● THE EXERCISE
Write out every line below that includes the word "title".

A block of data:
--
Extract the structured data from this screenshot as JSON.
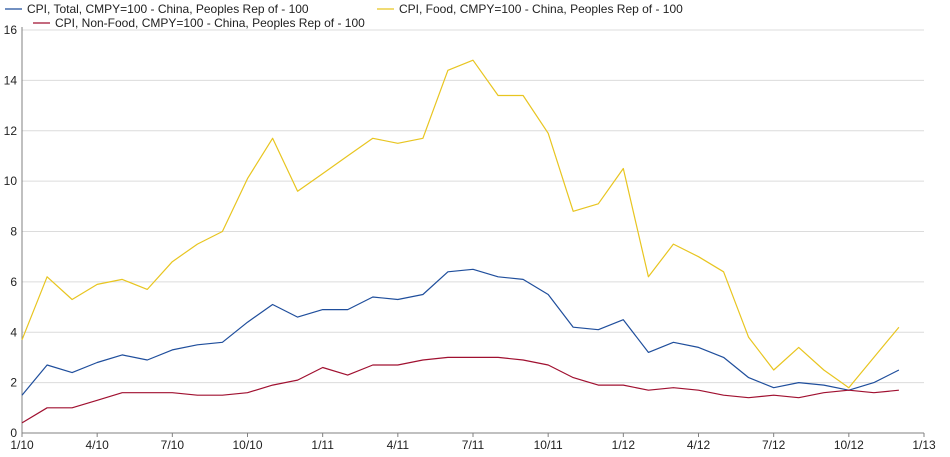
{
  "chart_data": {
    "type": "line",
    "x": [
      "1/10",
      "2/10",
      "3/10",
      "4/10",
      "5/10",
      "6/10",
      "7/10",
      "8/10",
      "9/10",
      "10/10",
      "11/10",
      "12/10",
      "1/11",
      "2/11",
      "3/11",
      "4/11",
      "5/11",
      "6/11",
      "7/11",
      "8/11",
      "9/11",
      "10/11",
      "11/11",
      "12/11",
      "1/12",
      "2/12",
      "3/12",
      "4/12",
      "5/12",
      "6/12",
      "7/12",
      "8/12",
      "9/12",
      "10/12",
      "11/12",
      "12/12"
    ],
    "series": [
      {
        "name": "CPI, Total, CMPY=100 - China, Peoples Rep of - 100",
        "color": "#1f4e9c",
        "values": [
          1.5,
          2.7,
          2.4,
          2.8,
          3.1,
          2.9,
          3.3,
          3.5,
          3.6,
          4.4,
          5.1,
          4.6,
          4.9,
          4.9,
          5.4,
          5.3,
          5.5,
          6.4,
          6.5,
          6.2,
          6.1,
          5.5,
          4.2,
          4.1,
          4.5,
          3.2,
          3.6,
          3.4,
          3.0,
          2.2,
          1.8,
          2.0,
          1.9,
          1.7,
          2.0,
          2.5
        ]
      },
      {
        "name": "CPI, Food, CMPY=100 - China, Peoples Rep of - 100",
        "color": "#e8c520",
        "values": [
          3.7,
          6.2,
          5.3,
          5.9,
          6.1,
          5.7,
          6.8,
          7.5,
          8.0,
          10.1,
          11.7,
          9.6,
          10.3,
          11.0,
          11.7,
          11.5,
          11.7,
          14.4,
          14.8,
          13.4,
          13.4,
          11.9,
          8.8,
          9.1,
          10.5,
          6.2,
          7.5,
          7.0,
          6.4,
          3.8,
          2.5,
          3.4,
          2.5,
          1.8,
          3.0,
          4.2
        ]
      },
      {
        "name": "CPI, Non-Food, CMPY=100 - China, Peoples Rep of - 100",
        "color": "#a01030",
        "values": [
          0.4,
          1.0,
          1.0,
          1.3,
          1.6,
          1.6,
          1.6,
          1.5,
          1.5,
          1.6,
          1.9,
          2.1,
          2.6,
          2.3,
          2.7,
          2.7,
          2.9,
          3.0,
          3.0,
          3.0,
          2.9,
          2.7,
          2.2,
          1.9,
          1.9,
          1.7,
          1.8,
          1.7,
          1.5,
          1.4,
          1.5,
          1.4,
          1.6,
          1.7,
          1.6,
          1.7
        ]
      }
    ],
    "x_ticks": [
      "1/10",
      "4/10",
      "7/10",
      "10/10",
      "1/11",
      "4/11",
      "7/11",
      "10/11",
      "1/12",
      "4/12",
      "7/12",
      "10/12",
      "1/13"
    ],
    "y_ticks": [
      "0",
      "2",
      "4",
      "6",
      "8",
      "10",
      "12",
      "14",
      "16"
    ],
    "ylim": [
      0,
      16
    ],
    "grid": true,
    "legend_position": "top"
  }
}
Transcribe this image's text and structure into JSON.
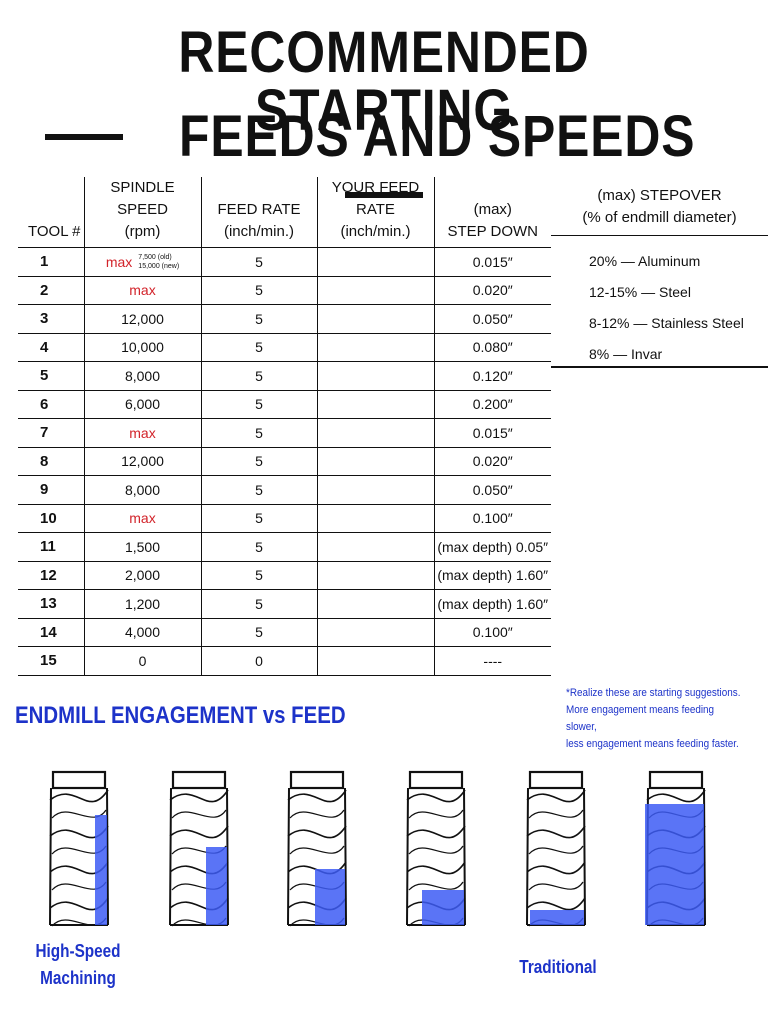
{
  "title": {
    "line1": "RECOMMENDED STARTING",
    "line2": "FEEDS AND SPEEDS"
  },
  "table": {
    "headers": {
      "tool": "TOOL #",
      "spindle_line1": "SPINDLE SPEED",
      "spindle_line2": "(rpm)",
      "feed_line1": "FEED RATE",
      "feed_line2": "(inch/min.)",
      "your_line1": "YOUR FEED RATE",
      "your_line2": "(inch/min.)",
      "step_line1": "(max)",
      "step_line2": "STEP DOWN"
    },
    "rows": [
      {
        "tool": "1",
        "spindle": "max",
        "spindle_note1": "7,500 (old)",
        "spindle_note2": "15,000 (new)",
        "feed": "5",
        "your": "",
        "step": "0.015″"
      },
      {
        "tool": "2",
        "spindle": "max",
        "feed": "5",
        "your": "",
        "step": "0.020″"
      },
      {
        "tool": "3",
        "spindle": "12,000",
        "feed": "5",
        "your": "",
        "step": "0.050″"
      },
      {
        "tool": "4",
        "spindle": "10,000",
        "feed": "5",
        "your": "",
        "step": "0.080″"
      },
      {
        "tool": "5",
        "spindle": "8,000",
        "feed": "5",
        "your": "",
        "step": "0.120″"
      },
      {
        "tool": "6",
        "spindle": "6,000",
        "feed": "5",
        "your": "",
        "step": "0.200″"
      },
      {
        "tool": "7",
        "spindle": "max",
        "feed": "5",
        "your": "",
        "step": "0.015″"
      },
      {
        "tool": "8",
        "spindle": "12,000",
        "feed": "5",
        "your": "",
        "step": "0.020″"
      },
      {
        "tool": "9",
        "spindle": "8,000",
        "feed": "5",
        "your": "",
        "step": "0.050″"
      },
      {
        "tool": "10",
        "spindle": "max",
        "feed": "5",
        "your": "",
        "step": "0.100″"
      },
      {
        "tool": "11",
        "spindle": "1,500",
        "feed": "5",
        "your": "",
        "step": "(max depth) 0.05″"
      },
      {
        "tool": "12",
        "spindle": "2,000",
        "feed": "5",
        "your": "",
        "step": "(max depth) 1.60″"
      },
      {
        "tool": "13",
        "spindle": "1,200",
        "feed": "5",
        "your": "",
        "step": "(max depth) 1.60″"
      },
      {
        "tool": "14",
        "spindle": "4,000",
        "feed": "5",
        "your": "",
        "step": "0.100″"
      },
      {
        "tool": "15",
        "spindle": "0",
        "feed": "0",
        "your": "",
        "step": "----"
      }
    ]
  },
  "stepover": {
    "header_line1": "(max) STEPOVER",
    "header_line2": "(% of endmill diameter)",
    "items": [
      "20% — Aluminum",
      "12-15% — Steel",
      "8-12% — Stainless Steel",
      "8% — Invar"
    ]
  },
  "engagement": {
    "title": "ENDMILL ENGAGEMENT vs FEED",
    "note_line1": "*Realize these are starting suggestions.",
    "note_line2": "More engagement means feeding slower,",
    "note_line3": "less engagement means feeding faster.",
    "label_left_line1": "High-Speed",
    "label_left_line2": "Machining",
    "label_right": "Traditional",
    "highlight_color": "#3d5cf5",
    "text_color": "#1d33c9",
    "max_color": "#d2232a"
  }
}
--
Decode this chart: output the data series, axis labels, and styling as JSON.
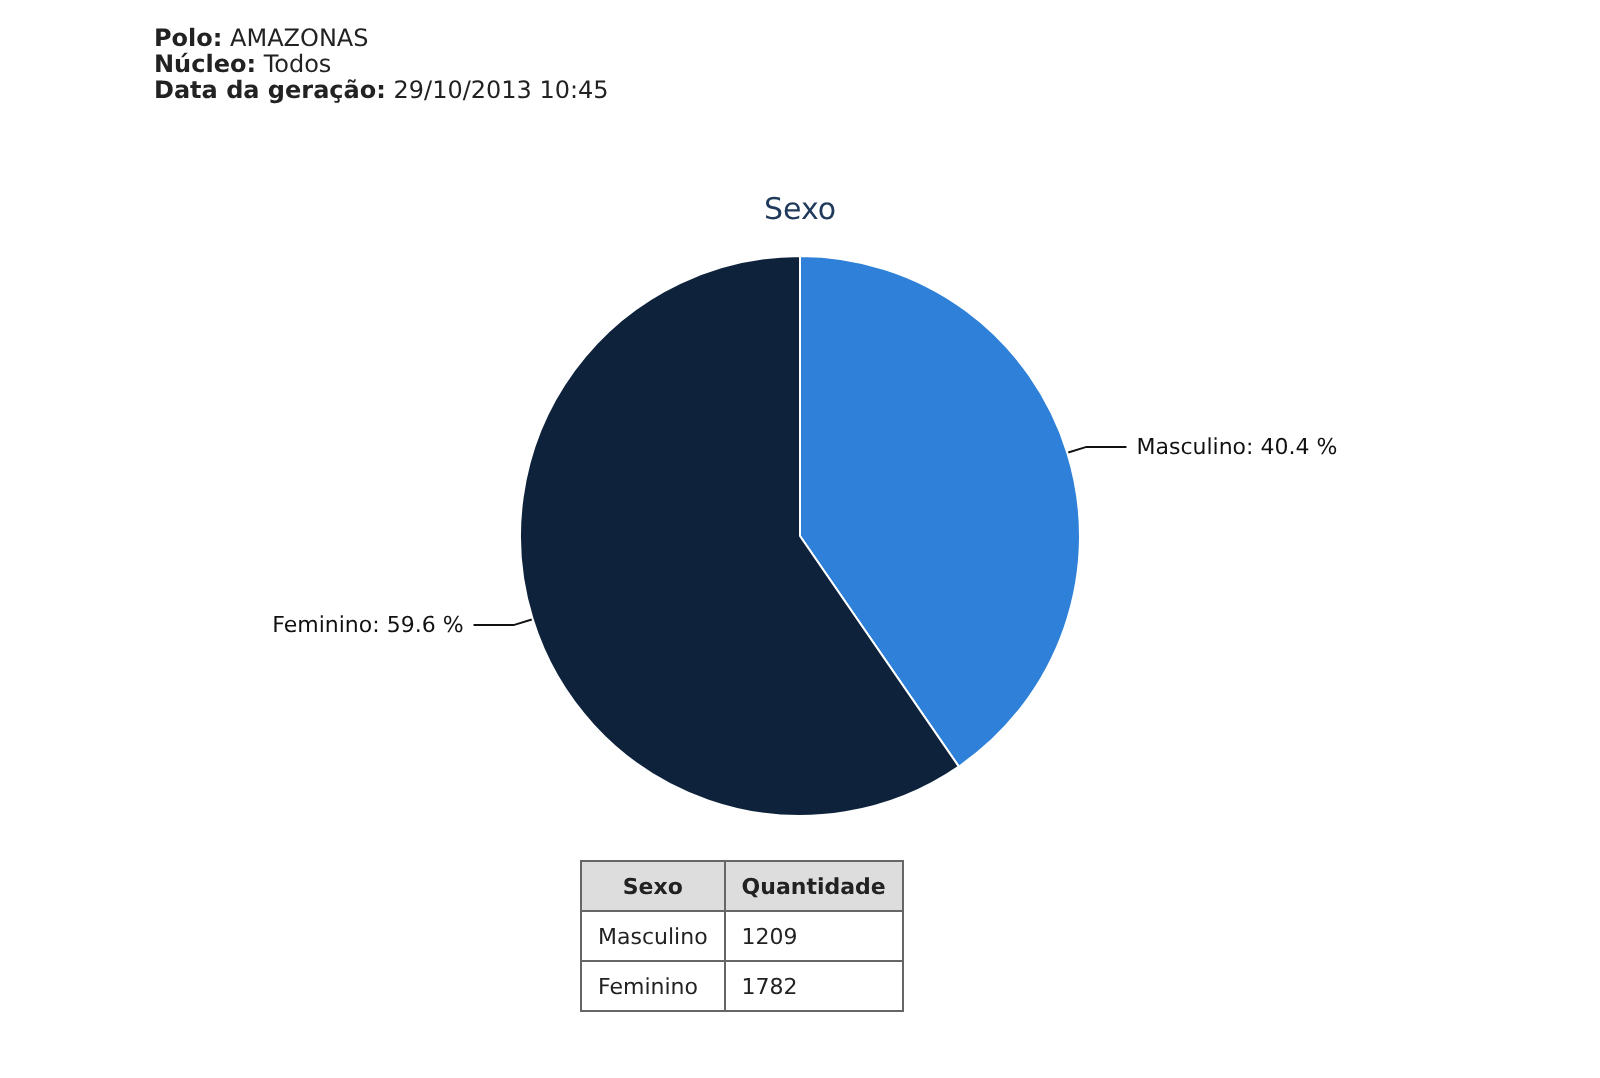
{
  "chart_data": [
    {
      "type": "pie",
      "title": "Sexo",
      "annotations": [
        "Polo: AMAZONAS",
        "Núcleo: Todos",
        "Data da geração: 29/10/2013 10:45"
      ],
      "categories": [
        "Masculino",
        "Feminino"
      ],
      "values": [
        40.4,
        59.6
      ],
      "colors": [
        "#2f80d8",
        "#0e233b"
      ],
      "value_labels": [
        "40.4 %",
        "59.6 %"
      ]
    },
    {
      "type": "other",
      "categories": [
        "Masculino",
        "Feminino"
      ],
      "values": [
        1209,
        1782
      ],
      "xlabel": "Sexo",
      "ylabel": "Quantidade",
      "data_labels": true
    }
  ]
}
--
● THE ANSWER
  "title": {
    "title": "ENDMILL ENGAGEMENT vs FEED",
      "title": "Sexo",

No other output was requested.